> [Required work] Transcribe all the entries word for word, omitting any pictures they contain.

— START OF Data to process —

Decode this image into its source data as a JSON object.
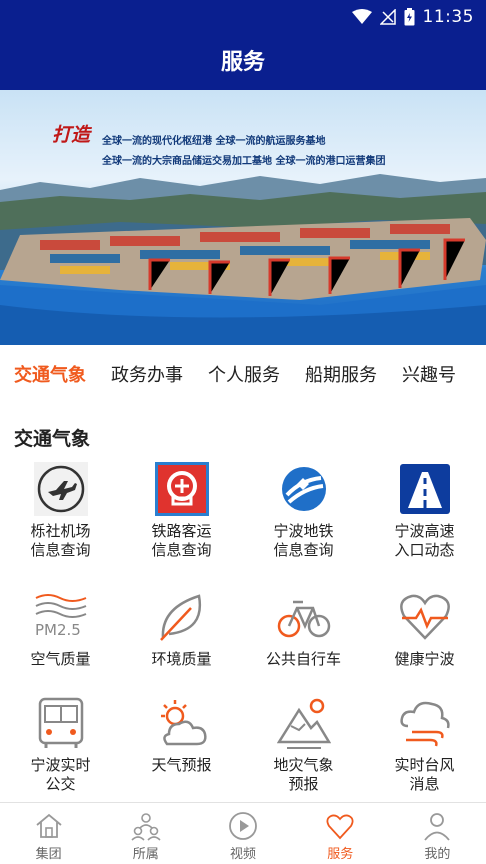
{
  "status_bar": {
    "time": "11:35"
  },
  "header": {
    "title": "服务"
  },
  "banner": {
    "slogan": "打造",
    "line1": "全球一流的现代化枢纽港   全球一流的航运服务基地",
    "line2": "全球一流的大宗商品储运交易加工基地   全球一流的港口运营集团"
  },
  "tabs": [
    {
      "label": "交通气象",
      "active": true
    },
    {
      "label": "政务办事"
    },
    {
      "label": "个人服务"
    },
    {
      "label": "船期服务"
    },
    {
      "label": "兴趣号"
    }
  ],
  "section": {
    "title": "交通气象"
  },
  "services": [
    {
      "label": "栎社机场\n信息查询",
      "icon": "airplane-icon"
    },
    {
      "label": "铁路客运\n信息查询",
      "icon": "railway-icon"
    },
    {
      "label": "宁波地铁\n信息查询",
      "icon": "metro-icon"
    },
    {
      "label": "宁波高速\n入口动态",
      "icon": "highway-icon"
    },
    {
      "label": "空气质量",
      "icon": "air-quality-icon"
    },
    {
      "label": "环境质量",
      "icon": "leaf-icon"
    },
    {
      "label": "公共自行车",
      "icon": "bicycle-icon"
    },
    {
      "label": "健康宁波",
      "icon": "heart-pulse-icon"
    },
    {
      "label": "宁波实时\n公交",
      "icon": "bus-icon"
    },
    {
      "label": "天气预报",
      "icon": "weather-icon"
    },
    {
      "label": "地灾气象\n预报",
      "icon": "mountain-icon"
    },
    {
      "label": "实时台风\n消息",
      "icon": "typhoon-icon"
    }
  ],
  "bottom_nav": [
    {
      "label": "集团",
      "icon": "home-icon"
    },
    {
      "label": "所属",
      "icon": "org-icon"
    },
    {
      "label": "视频",
      "icon": "play-icon"
    },
    {
      "label": "服务",
      "icon": "heart-icon",
      "active": true
    },
    {
      "label": "我的",
      "icon": "person-icon"
    }
  ],
  "colors": {
    "header": "#0a1f8f",
    "accent": "#f05a1e"
  }
}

— END OF Data to process —

> [Answer for this exercise]
Decode this image into its source data as a JSON object.
{
  "status_bar": {
    "time": "11:35"
  },
  "header": {
    "title": "服务"
  },
  "banner": {
    "slogan": "打造",
    "line1": "全球一流的现代化枢纽港   全球一流的航运服务基地",
    "line2": "全球一流的大宗商品储运交易加工基地   全球一流的港口运营集团"
  },
  "tabs": [
    {
      "label": "交通气象",
      "active": true
    },
    {
      "label": "政务办事"
    },
    {
      "label": "个人服务"
    },
    {
      "label": "船期服务"
    },
    {
      "label": "兴趣号"
    }
  ],
  "section": {
    "title": "交通气象"
  },
  "services": [
    {
      "label": "栎社机场\n信息查询",
      "icon": "airplane-icon"
    },
    {
      "label": "铁路客运\n信息查询",
      "icon": "railway-icon"
    },
    {
      "label": "宁波地铁\n信息查询",
      "icon": "metro-icon"
    },
    {
      "label": "宁波高速\n入口动态",
      "icon": "highway-icon"
    },
    {
      "label": "空气质量",
      "icon": "air-quality-icon"
    },
    {
      "label": "环境质量",
      "icon": "leaf-icon"
    },
    {
      "label": "公共自行车",
      "icon": "bicycle-icon"
    },
    {
      "label": "健康宁波",
      "icon": "heart-pulse-icon"
    },
    {
      "label": "宁波实时\n公交",
      "icon": "bus-icon"
    },
    {
      "label": "天气预报",
      "icon": "weather-icon"
    },
    {
      "label": "地灾气象\n预报",
      "icon": "mountain-icon"
    },
    {
      "label": "实时台风\n消息",
      "icon": "typhoon-icon"
    }
  ],
  "bottom_nav": [
    {
      "label": "集团",
      "icon": "home-icon"
    },
    {
      "label": "所属",
      "icon": "org-icon"
    },
    {
      "label": "视频",
      "icon": "play-icon"
    },
    {
      "label": "服务",
      "icon": "heart-icon",
      "active": true
    },
    {
      "label": "我的",
      "icon": "person-icon"
    }
  ],
  "colors": {
    "header": "#0a1f8f",
    "accent": "#f05a1e"
  }
}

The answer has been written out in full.